GIVEN REQUEST
Locate the string "name" in the listing below. Copy every line where it is found.

= = =

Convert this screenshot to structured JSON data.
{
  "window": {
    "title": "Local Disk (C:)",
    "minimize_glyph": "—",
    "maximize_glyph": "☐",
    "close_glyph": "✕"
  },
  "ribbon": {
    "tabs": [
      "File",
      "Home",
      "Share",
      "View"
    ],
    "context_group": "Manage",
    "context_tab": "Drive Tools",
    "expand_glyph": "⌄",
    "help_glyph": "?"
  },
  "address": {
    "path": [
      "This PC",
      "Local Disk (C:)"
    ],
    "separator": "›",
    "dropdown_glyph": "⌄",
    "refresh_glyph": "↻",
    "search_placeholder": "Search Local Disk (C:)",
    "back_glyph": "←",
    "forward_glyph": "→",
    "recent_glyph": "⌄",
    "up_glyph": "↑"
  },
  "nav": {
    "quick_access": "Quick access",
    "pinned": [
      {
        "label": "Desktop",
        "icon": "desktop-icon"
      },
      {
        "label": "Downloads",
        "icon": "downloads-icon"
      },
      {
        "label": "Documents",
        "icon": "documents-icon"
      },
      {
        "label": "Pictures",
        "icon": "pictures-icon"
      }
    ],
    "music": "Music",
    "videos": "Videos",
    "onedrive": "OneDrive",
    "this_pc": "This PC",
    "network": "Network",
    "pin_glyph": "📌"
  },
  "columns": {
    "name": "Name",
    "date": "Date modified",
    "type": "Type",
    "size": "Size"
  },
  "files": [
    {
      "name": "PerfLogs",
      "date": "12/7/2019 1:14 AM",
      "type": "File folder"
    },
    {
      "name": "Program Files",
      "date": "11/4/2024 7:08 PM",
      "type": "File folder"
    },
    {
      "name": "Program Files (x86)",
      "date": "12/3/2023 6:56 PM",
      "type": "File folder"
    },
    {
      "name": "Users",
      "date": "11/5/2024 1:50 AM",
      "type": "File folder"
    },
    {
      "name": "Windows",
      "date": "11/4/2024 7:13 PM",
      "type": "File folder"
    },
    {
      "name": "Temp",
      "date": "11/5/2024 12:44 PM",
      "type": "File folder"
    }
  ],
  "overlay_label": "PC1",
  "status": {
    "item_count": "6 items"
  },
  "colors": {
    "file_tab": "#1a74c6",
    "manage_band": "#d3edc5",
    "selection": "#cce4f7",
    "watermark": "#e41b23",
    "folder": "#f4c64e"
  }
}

= = =

CORRECT ANSWER
    "name": "Name",
      "name": "PerfLogs",
      "name": "Program Files",
      "name": "Program Files (x86)",
      "name": "Users",
      "name": "Windows",
      "name": "Temp",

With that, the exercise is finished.